⟨
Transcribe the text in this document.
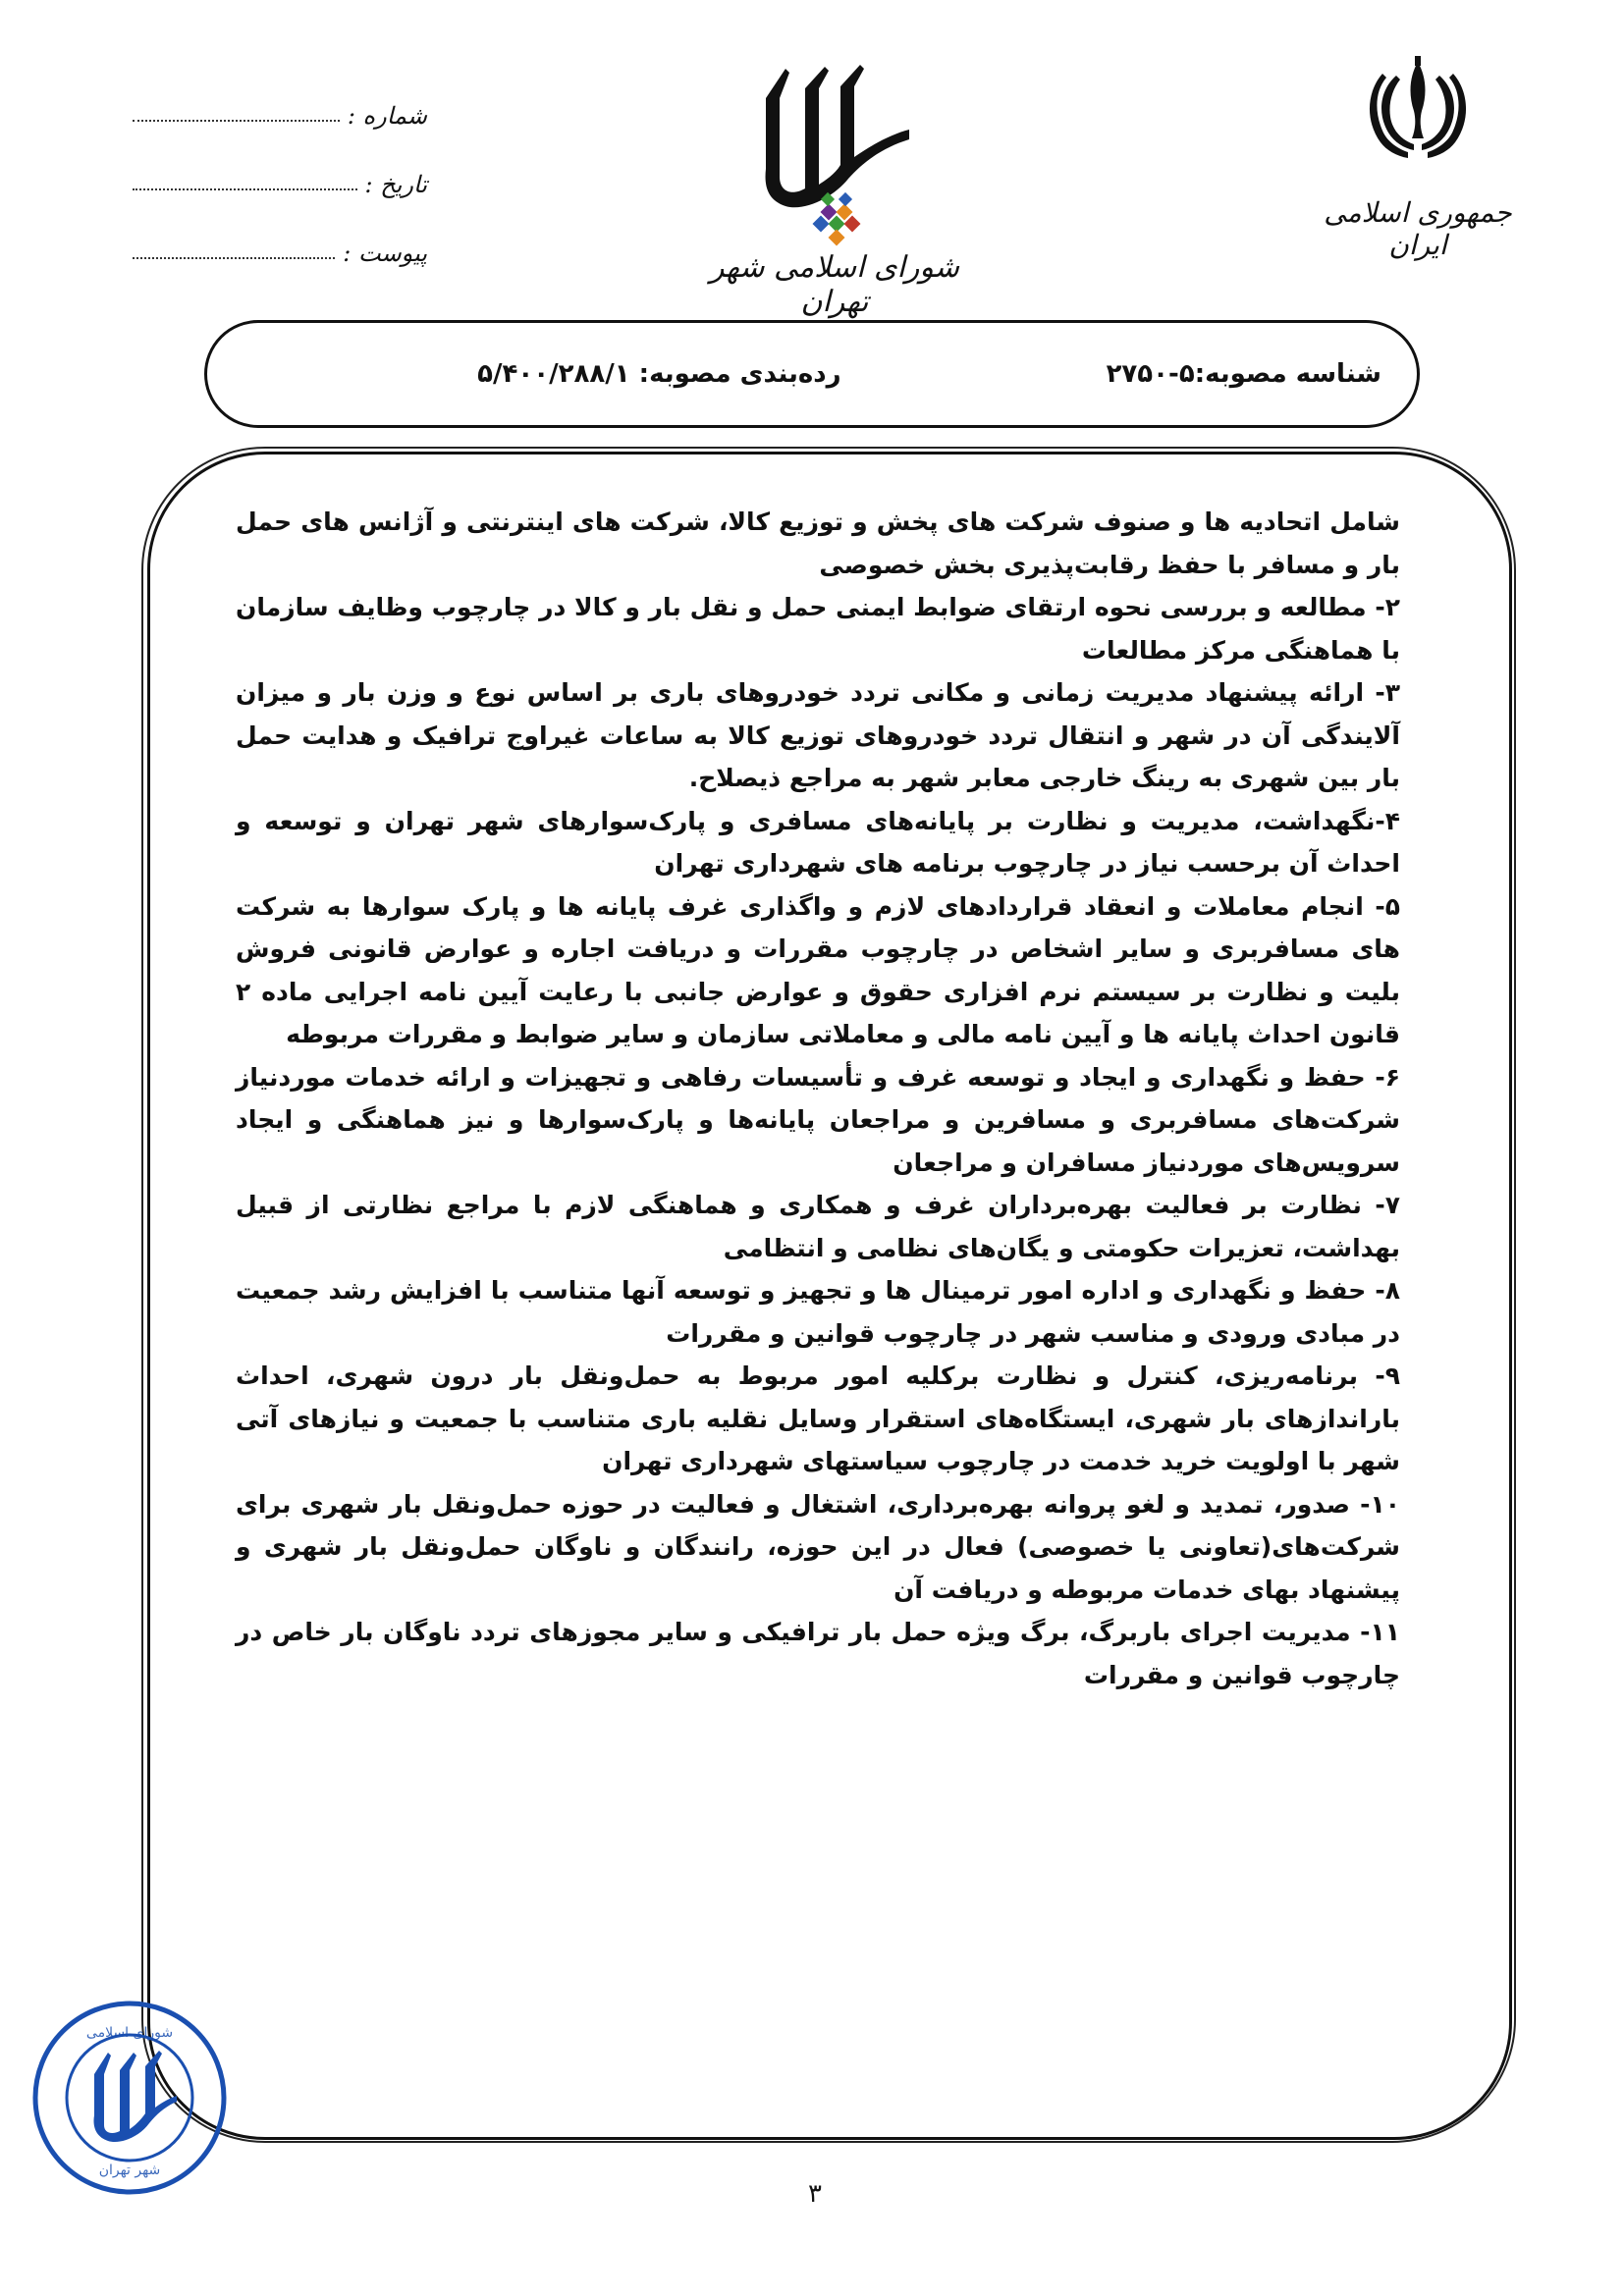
جمهوری اسلامی ایران
شورای اسلامی شهر تهران
شماره :
تاریخ :
پیوست :
شناسه مصوبه:۵-۲۷۵۰
رده‌بندی مصوبه: ۵/۴۰۰/۲۸۸/۱

شامل اتحادیه ها و صنوف شرکت های پخش و توزیع کالا، شرکت های اینترنتی و آژانس های حمل بار و مسافر با حفظ رقابت‌پذیری بخش خصوصی

۲- مطالعه و بررسی نحوه ارتقای ضوابط ایمنی حمل و نقل بار و کالا در چارچوب وظایف سازمان با هماهنگی مرکز مطالعات

۳- ارائه پیشنهاد مدیریت زمانی و مکانی تردد خودروهای باری بر اساس نوع و وزن بار و میزان آلایندگی آن در شهر و انتقال تردد خودروهای توزیع کالا به ساعات غیراوج ترافیک و هدایت حمل بار بین شهری به رینگ خارجی معابر شهر به مراجع ذیصلاح.

۴-نگهداشت، مدیریت و نظارت بر پایانه‌های مسافری و پارک‌سوارهای شهر تهران و توسعه و احداث آن برحسب نیاز در چارچوب برنامه های شهرداری تهران

۵- انجام معاملات و انعقاد قراردادهای لازم و واگذاری غرف پایانه ها و پارک سوارها به شرکت های مسافربری و سایر اشخاص در چارچوب مقررات و دریافت اجاره و عوارض قانونی فروش بلیت و نظارت بر سیستم نرم افزاری حقوق و عوارض جانبی با رعایت آیین نامه اجرایی ماده ۲ قانون احداث پایانه ها و آیین نامه مالی و معاملاتی سازمان و سایر ضوابط و مقررات مربوطه

۶- حفظ و نگهداری و ایجاد و توسعه غرف و تأسیسات رفاهی و تجهیزات و ارائه خدمات موردنیاز شرکت‌های مسافربری و مسافرین و مراجعان پایانه‌ها و پارک‌سوارها و نیز هماهنگی و ایجاد سرویس‌های موردنیاز مسافران و مراجعان

۷- نظارت بر فعالیت بهره‌برداران غرف و همکاری و هماهنگی لازم با مراجع نظارتی از قبیل بهداشت، تعزیرات حکومتی و یگان‌های نظامی و انتظامی

۸- حفظ و نگهداری و اداره امور ترمینال ها و تجهیز و توسعه آنها متناسب با افزایش رشد جمعیت در مبادی ورودی و مناسب شهر در چارچوب قوانین و مقررات

۹- برنامه‌ریزی، کنترل و نظارت برکلیه امور مربوط به حمل‌ونقل بار درون شهری، احداث باراندازهای بار شهری، ایستگاه‌های استقرار وسایل نقلیه باری متناسب با جمعیت و نیازهای آتی شهر با اولویت خرید خدمت در چارچوب سیاستهای شهرداری تهران

۱۰- صدور، تمدید و لغو پروانه بهره‌برداری، اشتغال و فعالیت در حوزه حمل‌ونقل بار شهری برای شرکت‌های(تعاونی یا خصوصی) فعال در این حوزه، رانندگان و ناوگان حمل‌ونقل بار شهری و پیشنهاد بهای خدمات مربوطه و دریافت آن

۱۱- مدیریت اجرای باربرگ، برگ ویژه حمل بار ترافیکی و سایر مجوزهای تردد ناوگان بار خاص در چارچوب قوانین و مقررات

شورای اسلامی
شهر تهران
۳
⟩
OBJECTIVE>
In the records above, find each line holding "مقررات" and copy it.

ANSWER TO THIS PROBLEM>
۵- انجام معاملات و انعقاد قراردادهای لازم و واگذاری غرف پایانه ها و پارک سوارها به شرکت های مسافربری و سایر اشخاص در چارچوب مقررات و دریافت اجاره و عوارض قانونی فروش بلیت و نظارت بر سیستم نرم افزاری حقوق و عوارض جانبی با رعایت آیین نامه اجرایی ماده ۲ قانون احداث پایانه ها و آیین نامه مالی و معاملاتی سازمان و سایر ضوابط و مقررات مربوطه
۸- حفظ و نگهداری و اداره امور ترمینال ها و تجهیز و توسعه آنها متناسب با افزایش رشد جمعیت در مبادی ورودی و مناسب شهر در چارچوب قوانین و مقررات
۱۱- مدیریت اجرای باربرگ، برگ ویژه حمل بار ترافیکی و سایر مجوزهای تردد ناوگان بار خاص در چارچوب قوانین و مقررات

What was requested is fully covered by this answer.